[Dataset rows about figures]
++++++

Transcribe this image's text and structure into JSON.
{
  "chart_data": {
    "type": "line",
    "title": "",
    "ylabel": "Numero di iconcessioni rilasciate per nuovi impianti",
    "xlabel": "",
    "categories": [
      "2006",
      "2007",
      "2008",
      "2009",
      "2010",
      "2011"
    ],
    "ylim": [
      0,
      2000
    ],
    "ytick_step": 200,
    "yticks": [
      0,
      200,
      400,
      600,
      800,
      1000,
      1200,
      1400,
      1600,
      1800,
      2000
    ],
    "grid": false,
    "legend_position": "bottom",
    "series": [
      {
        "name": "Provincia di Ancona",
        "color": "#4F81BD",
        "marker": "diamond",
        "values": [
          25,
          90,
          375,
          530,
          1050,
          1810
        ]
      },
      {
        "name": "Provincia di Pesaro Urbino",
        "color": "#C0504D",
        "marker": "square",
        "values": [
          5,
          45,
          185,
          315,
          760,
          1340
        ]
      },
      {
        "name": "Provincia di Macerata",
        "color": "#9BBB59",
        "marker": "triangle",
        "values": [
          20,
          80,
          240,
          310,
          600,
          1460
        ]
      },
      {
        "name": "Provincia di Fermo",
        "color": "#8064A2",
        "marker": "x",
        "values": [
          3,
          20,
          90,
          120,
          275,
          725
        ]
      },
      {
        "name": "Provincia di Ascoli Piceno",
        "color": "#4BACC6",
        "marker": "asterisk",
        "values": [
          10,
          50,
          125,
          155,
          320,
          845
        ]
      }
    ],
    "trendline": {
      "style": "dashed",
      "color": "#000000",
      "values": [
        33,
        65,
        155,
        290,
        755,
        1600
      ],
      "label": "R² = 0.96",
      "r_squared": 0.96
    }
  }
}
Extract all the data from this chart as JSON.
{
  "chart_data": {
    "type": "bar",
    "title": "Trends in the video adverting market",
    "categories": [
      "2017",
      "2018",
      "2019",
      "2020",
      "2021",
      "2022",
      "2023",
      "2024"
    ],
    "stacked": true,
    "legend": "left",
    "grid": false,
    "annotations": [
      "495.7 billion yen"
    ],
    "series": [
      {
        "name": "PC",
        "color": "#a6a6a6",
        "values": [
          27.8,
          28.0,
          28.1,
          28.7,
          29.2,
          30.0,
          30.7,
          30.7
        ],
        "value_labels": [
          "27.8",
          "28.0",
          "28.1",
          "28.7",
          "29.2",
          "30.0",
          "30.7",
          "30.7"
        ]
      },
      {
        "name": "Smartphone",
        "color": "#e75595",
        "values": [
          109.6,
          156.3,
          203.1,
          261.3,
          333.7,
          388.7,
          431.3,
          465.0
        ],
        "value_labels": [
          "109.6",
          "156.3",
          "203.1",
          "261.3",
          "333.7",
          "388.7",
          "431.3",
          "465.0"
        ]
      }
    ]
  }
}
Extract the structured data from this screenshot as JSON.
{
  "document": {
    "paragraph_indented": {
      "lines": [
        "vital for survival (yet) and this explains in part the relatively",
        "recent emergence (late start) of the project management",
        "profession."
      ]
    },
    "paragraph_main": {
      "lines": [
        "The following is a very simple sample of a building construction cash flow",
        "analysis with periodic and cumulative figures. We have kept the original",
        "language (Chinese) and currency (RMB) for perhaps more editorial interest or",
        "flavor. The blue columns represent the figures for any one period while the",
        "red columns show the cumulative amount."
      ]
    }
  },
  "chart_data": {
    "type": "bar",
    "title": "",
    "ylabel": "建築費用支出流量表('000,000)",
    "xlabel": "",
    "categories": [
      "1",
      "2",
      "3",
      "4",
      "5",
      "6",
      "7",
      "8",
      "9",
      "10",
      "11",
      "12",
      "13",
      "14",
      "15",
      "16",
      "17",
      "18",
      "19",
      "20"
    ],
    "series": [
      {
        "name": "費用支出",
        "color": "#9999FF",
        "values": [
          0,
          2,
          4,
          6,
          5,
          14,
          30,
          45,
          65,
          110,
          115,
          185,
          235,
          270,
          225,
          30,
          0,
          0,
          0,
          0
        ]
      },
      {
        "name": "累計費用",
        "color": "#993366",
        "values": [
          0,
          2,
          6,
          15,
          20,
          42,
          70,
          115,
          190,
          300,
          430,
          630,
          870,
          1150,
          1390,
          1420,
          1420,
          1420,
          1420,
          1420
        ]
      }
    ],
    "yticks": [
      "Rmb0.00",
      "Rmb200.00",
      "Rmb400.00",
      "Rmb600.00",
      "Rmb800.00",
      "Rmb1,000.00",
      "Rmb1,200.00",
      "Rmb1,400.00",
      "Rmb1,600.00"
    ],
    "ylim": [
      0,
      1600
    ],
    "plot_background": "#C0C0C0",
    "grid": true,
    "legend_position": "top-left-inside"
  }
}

++++++

Nothing in the listing may be changed; retype it all exactly.

● **CORRECT RESULT**:
Transcribe this image's text and structure into JSON.
{
  "chart_data": {
    "type": "line",
    "title": "",
    "ylabel": "Numero di iconcessioni rilasciate per nuovi impianti",
    "xlabel": "",
    "categories": [
      "2006",
      "2007",
      "2008",
      "2009",
      "2010",
      "2011"
    ],
    "ylim": [
      0,
      2000
    ],
    "ytick_step": 200,
    "yticks": [
      0,
      200,
      400,
      600,
      800,
      1000,
      1200,
      1400,
      1600,
      1800,
      2000
    ],
    "grid": false,
    "legend_position": "bottom",
    "series": [
      {
        "name": "Provincia di Ancona",
        "color": "#4F81BD",
        "marker": "diamond",
        "values": [
          25,
          90,
          375,
          530,
          1050,
          1810
        ]
      },
      {
        "name": "Provincia di Pesaro Urbino",
        "color": "#C0504D",
        "marker": "square",
        "values": [
          5,
          45,
          185,
          315,
          760,
          1340
        ]
      },
      {
        "name": "Provincia di Macerata",
        "color": "#9BBB59",
        "marker": "triangle",
        "values": [
          20,
          80,
          240,
          310,
          600,
          1460
        ]
      },
      {
        "name": "Provincia di Fermo",
        "color": "#8064A2",
        "marker": "x",
        "values": [
          3,
          20,
          90,
          120,
          275,
          725
        ]
      },
      {
        "name": "Provincia di Ascoli Piceno",
        "color": "#4BACC6",
        "marker": "asterisk",
        "values": [
          10,
          50,
          125,
          155,
          320,
          845
        ]
      }
    ],
    "trendline": {
      "style": "dashed",
      "color": "#000000",
      "values": [
        33,
        65,
        155,
        290,
        755,
        1600
      ],
      "label": "R² = 0.96",
      "r_squared": 0.96
    }
  }
}
Extract all the data from this chart as JSON.
{
  "chart_data": {
    "type": "bar",
    "title": "Trends in the video adverting market",
    "categories": [
      "2017",
      "2018",
      "2019",
      "2020",
      "2021",
      "2022",
      "2023",
      "2024"
    ],
    "stacked": true,
    "legend": "left",
    "grid": false,
    "annotations": [
      "495.7 billion yen"
    ],
    "series": [
      {
        "name": "PC",
        "color": "#a6a6a6",
        "values": [
          27.8,
          28.0,
          28.1,
          28.7,
          29.2,
          30.0,
          30.7,
          30.7
        ],
        "value_labels": [
          "27.8",
          "28.0",
          "28.1",
          "28.7",
          "29.2",
          "30.0",
          "30.7",
          "30.7"
        ]
      },
      {
        "name": "Smartphone",
        "color": "#e75595",
        "values": [
          109.6,
          156.3,
          203.1,
          261.3,
          333.7,
          388.7,
          431.3,
          465.0
        ],
        "value_labels": [
          "109.6",
          "156.3",
          "203.1",
          "261.3",
          "333.7",
          "388.7",
          "431.3",
          "465.0"
        ]
      }
    ]
  }
}
Extract the structured data from this screenshot as JSON.
{
  "document": {
    "paragraph_indented": {
      "lines": [
        "vital for survival (yet) and this explains in part the relatively",
        "recent emergence (late start) of the project management",
        "profession."
      ]
    },
    "paragraph_main": {
      "lines": [
        "The following is a very simple sample of a building construction cash flow",
        "analysis with periodic and cumulative figures. We have kept the original",
        "language (Chinese) and currency (RMB) for perhaps more editorial interest or",
        "flavor. The blue columns represent the figures for any one period while the",
        "red columns show the cumulative amount."
      ]
    }
  },
  "chart_data": {
    "type": "bar",
    "title": "",
    "ylabel": "建築費用支出流量表('000,000)",
    "xlabel": "",
    "categories": [
      "1",
      "2",
      "3",
      "4",
      "5",
      "6",
      "7",
      "8",
      "9",
      "10",
      "11",
      "12",
      "13",
      "14",
      "15",
      "16",
      "17",
      "18",
      "19",
      "20"
    ],
    "series": [
      {
        "name": "費用支出",
        "color": "#9999FF",
        "values": [
          0,
          2,
          4,
          6,
          5,
          14,
          30,
          45,
          65,
          110,
          115,
          185,
          235,
          270,
          225,
          30,
          0,
          0,
          0,
          0
        ]
      },
      {
        "name": "累計費用",
        "color": "#993366",
        "values": [
          0,
          2,
          6,
          15,
          20,
          42,
          70,
          115,
          190,
          300,
          430,
          630,
          870,
          1150,
          1390,
          1420,
          1420,
          1420,
          1420,
          1420
        ]
      }
    ],
    "yticks": [
      "Rmb0.00",
      "Rmb200.00",
      "Rmb400.00",
      "Rmb600.00",
      "Rmb800.00",
      "Rmb1,000.00",
      "Rmb1,200.00",
      "Rmb1,400.00",
      "Rmb1,600.00"
    ],
    "ylim": [
      0,
      1600
    ],
    "plot_background": "#C0C0C0",
    "grid": true,
    "legend_position": "top-left-inside"
  }
}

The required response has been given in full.